## Challenge
For every line in the records that has the word "Book", make a copy.

··· Data for this task ···

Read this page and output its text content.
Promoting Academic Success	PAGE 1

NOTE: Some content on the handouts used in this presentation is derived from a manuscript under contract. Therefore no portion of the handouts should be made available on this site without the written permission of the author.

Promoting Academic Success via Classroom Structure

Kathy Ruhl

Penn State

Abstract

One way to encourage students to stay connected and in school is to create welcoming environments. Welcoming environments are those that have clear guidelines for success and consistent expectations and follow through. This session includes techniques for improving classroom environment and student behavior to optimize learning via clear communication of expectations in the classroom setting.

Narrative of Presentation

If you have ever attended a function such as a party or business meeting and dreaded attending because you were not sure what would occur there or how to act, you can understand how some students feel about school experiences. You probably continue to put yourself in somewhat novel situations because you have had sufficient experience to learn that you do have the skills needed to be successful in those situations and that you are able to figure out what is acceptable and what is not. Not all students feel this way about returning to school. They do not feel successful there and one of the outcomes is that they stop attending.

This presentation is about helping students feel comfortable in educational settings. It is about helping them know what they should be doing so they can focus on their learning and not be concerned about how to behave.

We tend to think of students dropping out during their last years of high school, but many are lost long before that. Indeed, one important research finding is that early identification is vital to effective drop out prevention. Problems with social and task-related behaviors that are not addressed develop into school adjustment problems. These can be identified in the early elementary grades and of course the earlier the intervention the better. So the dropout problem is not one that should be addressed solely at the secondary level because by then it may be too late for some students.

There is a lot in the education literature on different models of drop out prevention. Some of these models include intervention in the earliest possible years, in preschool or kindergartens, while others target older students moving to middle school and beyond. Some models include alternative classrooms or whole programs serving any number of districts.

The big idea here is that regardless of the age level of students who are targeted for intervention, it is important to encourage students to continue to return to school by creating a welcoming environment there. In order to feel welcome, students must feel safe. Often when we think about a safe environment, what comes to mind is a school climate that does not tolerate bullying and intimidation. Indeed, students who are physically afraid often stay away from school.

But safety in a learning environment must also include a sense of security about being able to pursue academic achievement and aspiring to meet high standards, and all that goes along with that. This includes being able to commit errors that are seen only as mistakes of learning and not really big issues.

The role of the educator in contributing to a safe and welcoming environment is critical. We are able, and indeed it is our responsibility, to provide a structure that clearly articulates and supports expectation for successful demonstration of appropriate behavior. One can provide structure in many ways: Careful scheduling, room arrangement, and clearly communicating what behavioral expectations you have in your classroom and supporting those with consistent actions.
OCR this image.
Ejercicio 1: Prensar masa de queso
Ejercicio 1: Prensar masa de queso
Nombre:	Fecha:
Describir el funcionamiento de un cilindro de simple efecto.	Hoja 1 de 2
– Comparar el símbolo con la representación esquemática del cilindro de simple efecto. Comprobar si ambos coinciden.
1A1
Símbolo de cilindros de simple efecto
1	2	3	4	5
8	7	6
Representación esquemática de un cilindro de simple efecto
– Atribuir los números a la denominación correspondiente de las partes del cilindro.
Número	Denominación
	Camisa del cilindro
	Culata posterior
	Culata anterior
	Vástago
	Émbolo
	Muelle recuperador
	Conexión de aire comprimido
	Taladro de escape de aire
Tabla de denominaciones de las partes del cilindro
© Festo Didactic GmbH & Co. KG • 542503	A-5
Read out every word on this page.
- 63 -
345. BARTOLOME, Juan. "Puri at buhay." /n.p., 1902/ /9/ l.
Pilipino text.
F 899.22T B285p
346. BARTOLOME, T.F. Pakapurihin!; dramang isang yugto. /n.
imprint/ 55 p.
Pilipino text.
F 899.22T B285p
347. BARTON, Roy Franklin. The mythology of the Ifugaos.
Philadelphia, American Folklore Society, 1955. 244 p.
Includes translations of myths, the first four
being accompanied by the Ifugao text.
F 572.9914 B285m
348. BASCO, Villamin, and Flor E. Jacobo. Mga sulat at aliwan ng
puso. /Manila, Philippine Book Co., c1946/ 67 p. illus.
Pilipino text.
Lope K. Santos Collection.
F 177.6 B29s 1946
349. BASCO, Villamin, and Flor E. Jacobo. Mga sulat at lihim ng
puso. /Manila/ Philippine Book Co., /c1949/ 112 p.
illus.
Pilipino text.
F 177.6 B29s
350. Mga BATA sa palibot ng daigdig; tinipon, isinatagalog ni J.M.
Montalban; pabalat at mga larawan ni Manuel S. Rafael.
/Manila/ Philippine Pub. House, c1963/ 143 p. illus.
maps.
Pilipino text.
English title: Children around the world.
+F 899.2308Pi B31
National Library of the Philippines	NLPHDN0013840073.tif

···

## The solution
puso. /Manila, Philippine Book Co., c1946/ 67 p. illus.
puso. /Manila/ Philippine Book Co., /c1949/ 112 p.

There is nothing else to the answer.